SET PROBLEM
Any pictures in the records below should be skipped; write out everything else exactly.

EXERCISE MATERIAL
####################

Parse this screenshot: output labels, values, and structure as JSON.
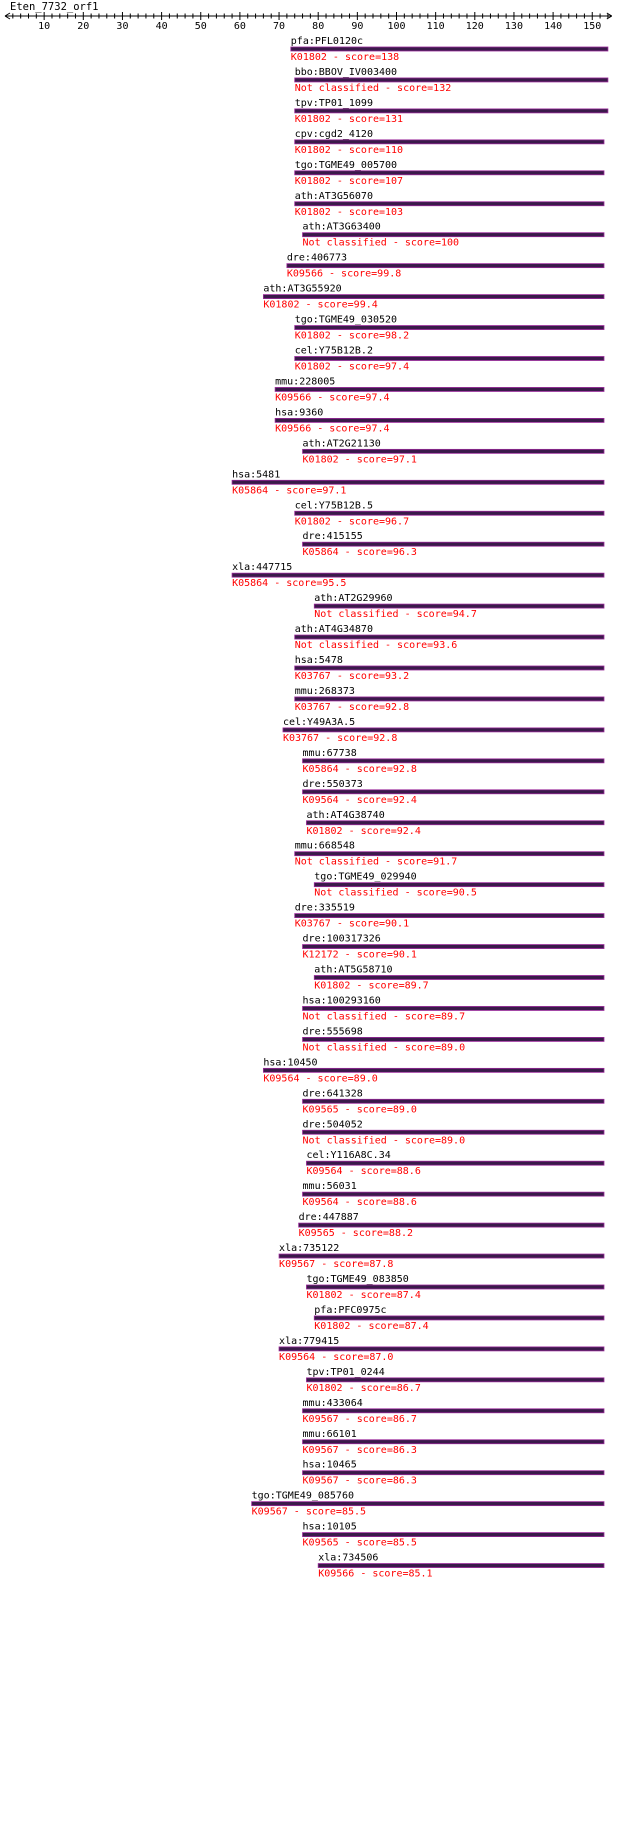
{
  "header": {
    "query_name": "Eten_7732_orf1"
  },
  "axis": {
    "min": 0,
    "max": 155,
    "ticks": [
      10,
      20,
      30,
      40,
      50,
      60,
      70,
      80,
      90,
      100,
      110,
      120,
      130,
      140,
      150
    ]
  },
  "colors": {
    "label": "#000000",
    "classification": "#ff0000",
    "bar": "#3a1a4a",
    "bar_edge": "#9a2a9a"
  },
  "hits": [
    {
      "gene": "pfa:PFL0120c",
      "ko": "K01802 - score=138",
      "start": 73,
      "end": 154
    },
    {
      "gene": "bbo:BBOV_IV003400",
      "ko": "Not classified - score=132",
      "start": 74,
      "end": 154
    },
    {
      "gene": "tpv:TP01_1099",
      "ko": "K01802 - score=131",
      "start": 74,
      "end": 154
    },
    {
      "gene": "cpv:cgd2_4120",
      "ko": "K01802 - score=110",
      "start": 74,
      "end": 153
    },
    {
      "gene": "tgo:TGME49_005700",
      "ko": "K01802 - score=107",
      "start": 74,
      "end": 153
    },
    {
      "gene": "ath:AT3G56070",
      "ko": "K01802 - score=103",
      "start": 74,
      "end": 153
    },
    {
      "gene": "ath:AT3G63400",
      "ko": "Not classified - score=100",
      "start": 76,
      "end": 153
    },
    {
      "gene": "dre:406773",
      "ko": "K09566 - score=99.8",
      "start": 72,
      "end": 153
    },
    {
      "gene": "ath:AT3G55920",
      "ko": "K01802 - score=99.4",
      "start": 66,
      "end": 153
    },
    {
      "gene": "tgo:TGME49_030520",
      "ko": "K01802 - score=98.2",
      "start": 74,
      "end": 153
    },
    {
      "gene": "cel:Y75B12B.2",
      "ko": "K01802 - score=97.4",
      "start": 74,
      "end": 153
    },
    {
      "gene": "mmu:228005",
      "ko": "K09566 - score=97.4",
      "start": 69,
      "end": 153
    },
    {
      "gene": "hsa:9360",
      "ko": "K09566 - score=97.4",
      "start": 69,
      "end": 153
    },
    {
      "gene": "ath:AT2G21130",
      "ko": "K01802 - score=97.1",
      "start": 76,
      "end": 153
    },
    {
      "gene": "hsa:5481",
      "ko": "K05864 - score=97.1",
      "start": 58,
      "end": 153
    },
    {
      "gene": "cel:Y75B12B.5",
      "ko": "K01802 - score=96.7",
      "start": 74,
      "end": 153
    },
    {
      "gene": "dre:415155",
      "ko": "K05864 - score=96.3",
      "start": 76,
      "end": 153
    },
    {
      "gene": "xla:447715",
      "ko": "K05864 - score=95.5",
      "start": 58,
      "end": 153
    },
    {
      "gene": "ath:AT2G29960",
      "ko": "Not classified - score=94.7",
      "start": 79,
      "end": 153
    },
    {
      "gene": "ath:AT4G34870",
      "ko": "Not classified - score=93.6",
      "start": 74,
      "end": 153
    },
    {
      "gene": "hsa:5478",
      "ko": "K03767 - score=93.2",
      "start": 74,
      "end": 153
    },
    {
      "gene": "mmu:268373",
      "ko": "K03767 - score=92.8",
      "start": 74,
      "end": 153
    },
    {
      "gene": "cel:Y49A3A.5",
      "ko": "K03767 - score=92.8",
      "start": 71,
      "end": 153
    },
    {
      "gene": "mmu:67738",
      "ko": "K05864 - score=92.8",
      "start": 76,
      "end": 153
    },
    {
      "gene": "dre:550373",
      "ko": "K09564 - score=92.4",
      "start": 76,
      "end": 153
    },
    {
      "gene": "ath:AT4G38740",
      "ko": "K01802 - score=92.4",
      "start": 77,
      "end": 153
    },
    {
      "gene": "mmu:668548",
      "ko": "Not classified - score=91.7",
      "start": 74,
      "end": 153
    },
    {
      "gene": "tgo:TGME49_029940",
      "ko": "Not classified - score=90.5",
      "start": 79,
      "end": 153
    },
    {
      "gene": "dre:335519",
      "ko": "K03767 - score=90.1",
      "start": 74,
      "end": 153
    },
    {
      "gene": "dre:100317326",
      "ko": "K12172 - score=90.1",
      "start": 76,
      "end": 153
    },
    {
      "gene": "ath:AT5G58710",
      "ko": "K01802 - score=89.7",
      "start": 79,
      "end": 153
    },
    {
      "gene": "hsa:100293160",
      "ko": "Not classified - score=89.7",
      "start": 76,
      "end": 153
    },
    {
      "gene": "dre:555698",
      "ko": "Not classified - score=89.0",
      "start": 76,
      "end": 153
    },
    {
      "gene": "hsa:10450",
      "ko": "K09564 - score=89.0",
      "start": 66,
      "end": 153
    },
    {
      "gene": "dre:641328",
      "ko": "K09565 - score=89.0",
      "start": 76,
      "end": 153
    },
    {
      "gene": "dre:504052",
      "ko": "Not classified - score=89.0",
      "start": 76,
      "end": 153
    },
    {
      "gene": "cel:Y116A8C.34",
      "ko": "K09564 - score=88.6",
      "start": 77,
      "end": 153
    },
    {
      "gene": "mmu:56031",
      "ko": "K09564 - score=88.6",
      "start": 76,
      "end": 153
    },
    {
      "gene": "dre:447887",
      "ko": "K09565 - score=88.2",
      "start": 75,
      "end": 153
    },
    {
      "gene": "xla:735122",
      "ko": "K09567 - score=87.8",
      "start": 70,
      "end": 153
    },
    {
      "gene": "tgo:TGME49_083850",
      "ko": "K01802 - score=87.4",
      "start": 77,
      "end": 153
    },
    {
      "gene": "pfa:PFC0975c",
      "ko": "K01802 - score=87.4",
      "start": 79,
      "end": 153
    },
    {
      "gene": "xla:779415",
      "ko": "K09564 - score=87.0",
      "start": 70,
      "end": 153
    },
    {
      "gene": "tpv:TP01_0244",
      "ko": "K01802 - score=86.7",
      "start": 77,
      "end": 153
    },
    {
      "gene": "mmu:433064",
      "ko": "K09567 - score=86.7",
      "start": 76,
      "end": 153
    },
    {
      "gene": "mmu:66101",
      "ko": "K09567 - score=86.3",
      "start": 76,
      "end": 153
    },
    {
      "gene": "hsa:10465",
      "ko": "K09567 - score=86.3",
      "start": 76,
      "end": 153
    },
    {
      "gene": "tgo:TGME49_085760",
      "ko": "K09567 - score=85.5",
      "start": 63,
      "end": 153
    },
    {
      "gene": "hsa:10105",
      "ko": "K09565 - score=85.5",
      "start": 76,
      "end": 153
    },
    {
      "gene": "xla:734506",
      "ko": "K09566 - score=85.1",
      "start": 80,
      "end": 153
    }
  ]
}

####################

TASK ANSWER
Parse this screenshot: output labels, values, and structure as JSON.
{
  "header": {
    "query_name": "Eten_7732_orf1"
  },
  "axis": {
    "min": 0,
    "max": 155,
    "ticks": [
      10,
      20,
      30,
      40,
      50,
      60,
      70,
      80,
      90,
      100,
      110,
      120,
      130,
      140,
      150
    ]
  },
  "colors": {
    "label": "#000000",
    "classification": "#ff0000",
    "bar": "#3a1a4a",
    "bar_edge": "#9a2a9a"
  },
  "hits": [
    {
      "gene": "pfa:PFL0120c",
      "ko": "K01802 - score=138",
      "start": 73,
      "end": 154
    },
    {
      "gene": "bbo:BBOV_IV003400",
      "ko": "Not classified - score=132",
      "start": 74,
      "end": 154
    },
    {
      "gene": "tpv:TP01_1099",
      "ko": "K01802 - score=131",
      "start": 74,
      "end": 154
    },
    {
      "gene": "cpv:cgd2_4120",
      "ko": "K01802 - score=110",
      "start": 74,
      "end": 153
    },
    {
      "gene": "tgo:TGME49_005700",
      "ko": "K01802 - score=107",
      "start": 74,
      "end": 153
    },
    {
      "gene": "ath:AT3G56070",
      "ko": "K01802 - score=103",
      "start": 74,
      "end": 153
    },
    {
      "gene": "ath:AT3G63400",
      "ko": "Not classified - score=100",
      "start": 76,
      "end": 153
    },
    {
      "gene": "dre:406773",
      "ko": "K09566 - score=99.8",
      "start": 72,
      "end": 153
    },
    {
      "gene": "ath:AT3G55920",
      "ko": "K01802 - score=99.4",
      "start": 66,
      "end": 153
    },
    {
      "gene": "tgo:TGME49_030520",
      "ko": "K01802 - score=98.2",
      "start": 74,
      "end": 153
    },
    {
      "gene": "cel:Y75B12B.2",
      "ko": "K01802 - score=97.4",
      "start": 74,
      "end": 153
    },
    {
      "gene": "mmu:228005",
      "ko": "K09566 - score=97.4",
      "start": 69,
      "end": 153
    },
    {
      "gene": "hsa:9360",
      "ko": "K09566 - score=97.4",
      "start": 69,
      "end": 153
    },
    {
      "gene": "ath:AT2G21130",
      "ko": "K01802 - score=97.1",
      "start": 76,
      "end": 153
    },
    {
      "gene": "hsa:5481",
      "ko": "K05864 - score=97.1",
      "start": 58,
      "end": 153
    },
    {
      "gene": "cel:Y75B12B.5",
      "ko": "K01802 - score=96.7",
      "start": 74,
      "end": 153
    },
    {
      "gene": "dre:415155",
      "ko": "K05864 - score=96.3",
      "start": 76,
      "end": 153
    },
    {
      "gene": "xla:447715",
      "ko": "K05864 - score=95.5",
      "start": 58,
      "end": 153
    },
    {
      "gene": "ath:AT2G29960",
      "ko": "Not classified - score=94.7",
      "start": 79,
      "end": 153
    },
    {
      "gene": "ath:AT4G34870",
      "ko": "Not classified - score=93.6",
      "start": 74,
      "end": 153
    },
    {
      "gene": "hsa:5478",
      "ko": "K03767 - score=93.2",
      "start": 74,
      "end": 153
    },
    {
      "gene": "mmu:268373",
      "ko": "K03767 - score=92.8",
      "start": 74,
      "end": 153
    },
    {
      "gene": "cel:Y49A3A.5",
      "ko": "K03767 - score=92.8",
      "start": 71,
      "end": 153
    },
    {
      "gene": "mmu:67738",
      "ko": "K05864 - score=92.8",
      "start": 76,
      "end": 153
    },
    {
      "gene": "dre:550373",
      "ko": "K09564 - score=92.4",
      "start": 76,
      "end": 153
    },
    {
      "gene": "ath:AT4G38740",
      "ko": "K01802 - score=92.4",
      "start": 77,
      "end": 153
    },
    {
      "gene": "mmu:668548",
      "ko": "Not classified - score=91.7",
      "start": 74,
      "end": 153
    },
    {
      "gene": "tgo:TGME49_029940",
      "ko": "Not classified - score=90.5",
      "start": 79,
      "end": 153
    },
    {
      "gene": "dre:335519",
      "ko": "K03767 - score=90.1",
      "start": 74,
      "end": 153
    },
    {
      "gene": "dre:100317326",
      "ko": "K12172 - score=90.1",
      "start": 76,
      "end": 153
    },
    {
      "gene": "ath:AT5G58710",
      "ko": "K01802 - score=89.7",
      "start": 79,
      "end": 153
    },
    {
      "gene": "hsa:100293160",
      "ko": "Not classified - score=89.7",
      "start": 76,
      "end": 153
    },
    {
      "gene": "dre:555698",
      "ko": "Not classified - score=89.0",
      "start": 76,
      "end": 153
    },
    {
      "gene": "hsa:10450",
      "ko": "K09564 - score=89.0",
      "start": 66,
      "end": 153
    },
    {
      "gene": "dre:641328",
      "ko": "K09565 - score=89.0",
      "start": 76,
      "end": 153
    },
    {
      "gene": "dre:504052",
      "ko": "Not classified - score=89.0",
      "start": 76,
      "end": 153
    },
    {
      "gene": "cel:Y116A8C.34",
      "ko": "K09564 - score=88.6",
      "start": 77,
      "end": 153
    },
    {
      "gene": "mmu:56031",
      "ko": "K09564 - score=88.6",
      "start": 76,
      "end": 153
    },
    {
      "gene": "dre:447887",
      "ko": "K09565 - score=88.2",
      "start": 75,
      "end": 153
    },
    {
      "gene": "xla:735122",
      "ko": "K09567 - score=87.8",
      "start": 70,
      "end": 153
    },
    {
      "gene": "tgo:TGME49_083850",
      "ko": "K01802 - score=87.4",
      "start": 77,
      "end": 153
    },
    {
      "gene": "pfa:PFC0975c",
      "ko": "K01802 - score=87.4",
      "start": 79,
      "end": 153
    },
    {
      "gene": "xla:779415",
      "ko": "K09564 - score=87.0",
      "start": 70,
      "end": 153
    },
    {
      "gene": "tpv:TP01_0244",
      "ko": "K01802 - score=86.7",
      "start": 77,
      "end": 153
    },
    {
      "gene": "mmu:433064",
      "ko": "K09567 - score=86.7",
      "start": 76,
      "end": 153
    },
    {
      "gene": "mmu:66101",
      "ko": "K09567 - score=86.3",
      "start": 76,
      "end": 153
    },
    {
      "gene": "hsa:10465",
      "ko": "K09567 - score=86.3",
      "start": 76,
      "end": 153
    },
    {
      "gene": "tgo:TGME49_085760",
      "ko": "K09567 - score=85.5",
      "start": 63,
      "end": 153
    },
    {
      "gene": "hsa:10105",
      "ko": "K09565 - score=85.5",
      "start": 76,
      "end": 153
    },
    {
      "gene": "xla:734506",
      "ko": "K09566 - score=85.1",
      "start": 80,
      "end": 153
    }
  ]
}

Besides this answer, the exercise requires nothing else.